▶ Information supplied:
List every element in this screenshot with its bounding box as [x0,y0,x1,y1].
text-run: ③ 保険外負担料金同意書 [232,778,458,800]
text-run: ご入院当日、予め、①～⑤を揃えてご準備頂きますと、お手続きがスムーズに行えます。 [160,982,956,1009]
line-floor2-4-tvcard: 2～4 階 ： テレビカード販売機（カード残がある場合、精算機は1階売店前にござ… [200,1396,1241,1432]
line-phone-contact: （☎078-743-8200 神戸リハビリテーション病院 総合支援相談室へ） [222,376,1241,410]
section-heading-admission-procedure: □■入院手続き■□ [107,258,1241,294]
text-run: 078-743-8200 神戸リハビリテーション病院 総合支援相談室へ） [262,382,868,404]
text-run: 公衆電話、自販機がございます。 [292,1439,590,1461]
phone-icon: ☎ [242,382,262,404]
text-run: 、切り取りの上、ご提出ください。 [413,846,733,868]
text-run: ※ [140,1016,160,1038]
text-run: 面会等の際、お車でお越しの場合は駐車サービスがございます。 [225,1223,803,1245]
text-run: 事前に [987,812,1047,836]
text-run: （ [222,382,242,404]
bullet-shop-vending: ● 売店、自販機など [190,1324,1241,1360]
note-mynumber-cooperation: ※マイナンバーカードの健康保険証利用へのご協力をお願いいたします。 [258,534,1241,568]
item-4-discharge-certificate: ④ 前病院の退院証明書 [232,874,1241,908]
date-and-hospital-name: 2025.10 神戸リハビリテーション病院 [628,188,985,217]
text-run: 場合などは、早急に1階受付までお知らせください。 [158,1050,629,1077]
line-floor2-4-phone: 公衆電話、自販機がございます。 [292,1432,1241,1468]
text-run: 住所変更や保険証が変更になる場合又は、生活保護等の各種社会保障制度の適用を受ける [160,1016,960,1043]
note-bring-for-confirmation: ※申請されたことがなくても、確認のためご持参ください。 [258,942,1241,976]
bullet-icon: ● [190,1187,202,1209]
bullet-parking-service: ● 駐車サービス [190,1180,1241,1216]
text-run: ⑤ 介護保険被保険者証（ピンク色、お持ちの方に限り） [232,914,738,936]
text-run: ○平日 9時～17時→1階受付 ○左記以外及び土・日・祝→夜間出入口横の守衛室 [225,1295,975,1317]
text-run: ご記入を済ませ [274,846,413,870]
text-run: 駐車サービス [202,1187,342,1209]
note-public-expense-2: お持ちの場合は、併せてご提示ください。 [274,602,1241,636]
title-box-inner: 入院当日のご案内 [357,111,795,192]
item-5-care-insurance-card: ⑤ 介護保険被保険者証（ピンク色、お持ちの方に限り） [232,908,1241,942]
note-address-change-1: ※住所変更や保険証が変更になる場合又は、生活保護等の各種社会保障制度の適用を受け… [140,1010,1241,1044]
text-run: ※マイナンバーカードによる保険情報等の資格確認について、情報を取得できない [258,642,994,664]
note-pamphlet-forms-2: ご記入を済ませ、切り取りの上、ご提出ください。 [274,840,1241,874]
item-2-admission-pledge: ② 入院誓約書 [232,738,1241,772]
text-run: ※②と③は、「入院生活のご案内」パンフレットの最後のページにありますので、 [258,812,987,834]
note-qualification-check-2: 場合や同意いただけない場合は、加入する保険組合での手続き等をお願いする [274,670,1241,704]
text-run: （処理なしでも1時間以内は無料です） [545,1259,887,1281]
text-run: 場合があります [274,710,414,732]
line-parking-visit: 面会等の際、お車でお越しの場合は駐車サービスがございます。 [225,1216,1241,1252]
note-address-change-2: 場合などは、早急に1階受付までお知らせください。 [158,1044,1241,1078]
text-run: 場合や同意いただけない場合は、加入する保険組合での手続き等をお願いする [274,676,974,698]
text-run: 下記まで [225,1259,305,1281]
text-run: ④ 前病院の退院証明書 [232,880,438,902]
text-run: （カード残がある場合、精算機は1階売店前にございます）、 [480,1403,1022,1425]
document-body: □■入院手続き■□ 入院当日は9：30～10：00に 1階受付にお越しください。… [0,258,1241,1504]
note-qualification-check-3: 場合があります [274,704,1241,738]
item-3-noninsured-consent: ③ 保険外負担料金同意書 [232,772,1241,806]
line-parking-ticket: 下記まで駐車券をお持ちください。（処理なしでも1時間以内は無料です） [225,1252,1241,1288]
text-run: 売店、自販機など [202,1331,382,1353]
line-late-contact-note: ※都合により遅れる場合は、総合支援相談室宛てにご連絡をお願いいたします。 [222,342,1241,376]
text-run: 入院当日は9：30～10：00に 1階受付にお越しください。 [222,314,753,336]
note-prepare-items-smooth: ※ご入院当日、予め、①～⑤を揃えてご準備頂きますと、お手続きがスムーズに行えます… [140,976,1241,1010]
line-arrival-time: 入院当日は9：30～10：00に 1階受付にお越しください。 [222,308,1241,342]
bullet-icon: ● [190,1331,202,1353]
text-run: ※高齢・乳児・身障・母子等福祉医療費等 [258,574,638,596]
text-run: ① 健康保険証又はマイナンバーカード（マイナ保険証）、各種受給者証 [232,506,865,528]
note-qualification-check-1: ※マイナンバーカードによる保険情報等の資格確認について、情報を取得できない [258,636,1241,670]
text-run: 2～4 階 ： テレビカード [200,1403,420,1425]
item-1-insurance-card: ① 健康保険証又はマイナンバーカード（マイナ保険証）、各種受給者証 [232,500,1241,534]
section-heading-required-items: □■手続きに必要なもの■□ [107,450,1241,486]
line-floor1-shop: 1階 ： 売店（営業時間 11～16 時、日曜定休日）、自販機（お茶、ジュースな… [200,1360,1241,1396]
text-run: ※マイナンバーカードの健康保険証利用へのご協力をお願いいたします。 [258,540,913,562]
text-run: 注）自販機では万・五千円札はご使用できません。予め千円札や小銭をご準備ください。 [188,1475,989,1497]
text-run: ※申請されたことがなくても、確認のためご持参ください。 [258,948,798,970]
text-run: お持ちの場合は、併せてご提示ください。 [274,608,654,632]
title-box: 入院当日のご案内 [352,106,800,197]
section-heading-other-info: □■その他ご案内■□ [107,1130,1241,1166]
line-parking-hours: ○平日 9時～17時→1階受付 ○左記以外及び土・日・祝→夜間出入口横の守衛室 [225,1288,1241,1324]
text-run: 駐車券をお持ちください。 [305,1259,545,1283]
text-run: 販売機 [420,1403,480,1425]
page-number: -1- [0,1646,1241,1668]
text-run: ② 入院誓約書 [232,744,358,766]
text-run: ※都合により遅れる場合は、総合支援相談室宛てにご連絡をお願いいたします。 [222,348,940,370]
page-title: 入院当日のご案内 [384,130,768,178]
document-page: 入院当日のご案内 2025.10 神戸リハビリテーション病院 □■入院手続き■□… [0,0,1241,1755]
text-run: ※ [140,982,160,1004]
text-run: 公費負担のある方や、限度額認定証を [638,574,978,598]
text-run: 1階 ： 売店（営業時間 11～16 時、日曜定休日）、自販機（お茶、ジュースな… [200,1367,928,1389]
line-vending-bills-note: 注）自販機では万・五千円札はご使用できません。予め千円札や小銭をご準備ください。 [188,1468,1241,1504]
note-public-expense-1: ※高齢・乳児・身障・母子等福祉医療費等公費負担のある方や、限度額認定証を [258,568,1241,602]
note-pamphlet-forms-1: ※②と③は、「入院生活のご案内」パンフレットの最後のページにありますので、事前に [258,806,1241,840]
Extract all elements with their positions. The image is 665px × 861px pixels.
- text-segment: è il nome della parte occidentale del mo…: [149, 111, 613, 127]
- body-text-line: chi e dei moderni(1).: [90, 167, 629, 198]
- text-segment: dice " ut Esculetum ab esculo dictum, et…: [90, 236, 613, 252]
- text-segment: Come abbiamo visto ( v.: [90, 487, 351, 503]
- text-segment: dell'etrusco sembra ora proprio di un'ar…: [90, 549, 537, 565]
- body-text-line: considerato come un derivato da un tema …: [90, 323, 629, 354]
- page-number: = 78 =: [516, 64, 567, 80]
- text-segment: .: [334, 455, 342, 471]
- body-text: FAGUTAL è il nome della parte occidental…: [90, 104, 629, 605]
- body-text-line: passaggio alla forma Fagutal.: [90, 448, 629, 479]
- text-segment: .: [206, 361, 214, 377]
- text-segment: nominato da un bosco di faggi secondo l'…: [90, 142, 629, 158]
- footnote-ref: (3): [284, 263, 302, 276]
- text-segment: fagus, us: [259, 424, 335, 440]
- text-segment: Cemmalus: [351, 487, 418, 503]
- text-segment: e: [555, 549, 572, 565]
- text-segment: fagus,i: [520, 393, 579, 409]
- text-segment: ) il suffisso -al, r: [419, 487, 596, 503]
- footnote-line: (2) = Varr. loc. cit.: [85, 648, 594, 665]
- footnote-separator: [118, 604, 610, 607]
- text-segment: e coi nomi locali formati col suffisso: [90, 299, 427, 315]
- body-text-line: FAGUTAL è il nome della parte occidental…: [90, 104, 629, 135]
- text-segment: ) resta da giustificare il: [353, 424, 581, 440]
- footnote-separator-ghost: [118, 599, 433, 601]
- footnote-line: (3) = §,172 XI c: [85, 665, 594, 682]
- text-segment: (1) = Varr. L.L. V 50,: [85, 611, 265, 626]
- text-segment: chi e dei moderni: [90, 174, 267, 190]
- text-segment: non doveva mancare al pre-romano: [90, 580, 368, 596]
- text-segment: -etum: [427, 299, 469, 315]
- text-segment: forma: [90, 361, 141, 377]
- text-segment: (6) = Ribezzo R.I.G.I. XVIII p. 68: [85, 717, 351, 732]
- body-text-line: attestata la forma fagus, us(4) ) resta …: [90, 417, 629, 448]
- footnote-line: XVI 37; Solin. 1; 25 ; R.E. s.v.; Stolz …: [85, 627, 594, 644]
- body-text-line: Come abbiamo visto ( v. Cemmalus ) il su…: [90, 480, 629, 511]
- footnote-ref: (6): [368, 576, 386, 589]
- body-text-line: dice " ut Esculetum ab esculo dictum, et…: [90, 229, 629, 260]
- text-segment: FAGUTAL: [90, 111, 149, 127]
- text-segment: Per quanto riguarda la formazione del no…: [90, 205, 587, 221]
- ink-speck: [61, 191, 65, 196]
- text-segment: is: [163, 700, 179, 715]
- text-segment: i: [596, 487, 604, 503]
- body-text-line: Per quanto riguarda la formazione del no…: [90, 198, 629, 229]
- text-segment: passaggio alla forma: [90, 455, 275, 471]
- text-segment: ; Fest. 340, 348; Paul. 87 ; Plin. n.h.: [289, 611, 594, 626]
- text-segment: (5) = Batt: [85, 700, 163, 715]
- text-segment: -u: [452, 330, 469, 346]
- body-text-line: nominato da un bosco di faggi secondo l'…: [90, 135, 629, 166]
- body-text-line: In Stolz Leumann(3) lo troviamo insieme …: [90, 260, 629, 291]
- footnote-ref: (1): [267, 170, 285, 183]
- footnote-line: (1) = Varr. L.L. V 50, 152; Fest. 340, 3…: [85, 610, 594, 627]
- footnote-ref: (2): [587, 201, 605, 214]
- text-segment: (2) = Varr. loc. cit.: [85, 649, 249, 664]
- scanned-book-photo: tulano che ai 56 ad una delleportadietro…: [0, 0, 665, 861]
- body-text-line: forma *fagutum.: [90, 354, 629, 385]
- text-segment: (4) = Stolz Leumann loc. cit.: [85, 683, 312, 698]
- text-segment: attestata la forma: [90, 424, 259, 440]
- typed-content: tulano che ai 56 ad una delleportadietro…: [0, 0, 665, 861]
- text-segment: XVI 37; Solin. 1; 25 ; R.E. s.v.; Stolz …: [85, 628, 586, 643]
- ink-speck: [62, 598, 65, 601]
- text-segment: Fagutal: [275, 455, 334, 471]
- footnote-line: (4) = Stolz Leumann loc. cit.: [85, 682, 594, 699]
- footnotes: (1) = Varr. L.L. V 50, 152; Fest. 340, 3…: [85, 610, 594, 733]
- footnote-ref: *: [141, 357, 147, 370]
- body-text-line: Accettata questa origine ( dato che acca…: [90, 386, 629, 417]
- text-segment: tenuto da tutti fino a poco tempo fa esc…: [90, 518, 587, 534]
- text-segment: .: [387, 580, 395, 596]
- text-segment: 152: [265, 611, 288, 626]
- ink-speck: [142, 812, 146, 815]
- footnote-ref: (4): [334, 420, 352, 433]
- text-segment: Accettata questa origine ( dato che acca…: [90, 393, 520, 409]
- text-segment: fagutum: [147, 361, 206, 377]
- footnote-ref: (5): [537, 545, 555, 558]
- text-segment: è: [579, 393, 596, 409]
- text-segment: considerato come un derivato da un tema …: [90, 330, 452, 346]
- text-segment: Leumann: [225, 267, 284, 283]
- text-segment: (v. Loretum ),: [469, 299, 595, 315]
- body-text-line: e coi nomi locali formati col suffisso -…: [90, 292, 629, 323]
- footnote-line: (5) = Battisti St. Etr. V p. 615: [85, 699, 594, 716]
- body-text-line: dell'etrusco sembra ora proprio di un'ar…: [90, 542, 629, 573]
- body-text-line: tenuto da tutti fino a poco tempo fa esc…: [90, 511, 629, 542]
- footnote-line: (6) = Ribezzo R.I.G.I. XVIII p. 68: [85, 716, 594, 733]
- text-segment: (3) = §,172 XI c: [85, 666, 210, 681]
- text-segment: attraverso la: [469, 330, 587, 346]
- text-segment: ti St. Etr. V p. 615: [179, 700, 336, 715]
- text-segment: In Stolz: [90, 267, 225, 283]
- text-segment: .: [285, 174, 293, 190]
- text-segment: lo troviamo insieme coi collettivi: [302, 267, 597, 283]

▶ What the task asks:
Locate every row above that contains the string "separator", treating uppercase and lowercase as different, and copy each of those rows.

▶ Solution below:
- footnote-separator: [118, 604, 610, 607]
- footnote-separator-ghost: [118, 599, 433, 601]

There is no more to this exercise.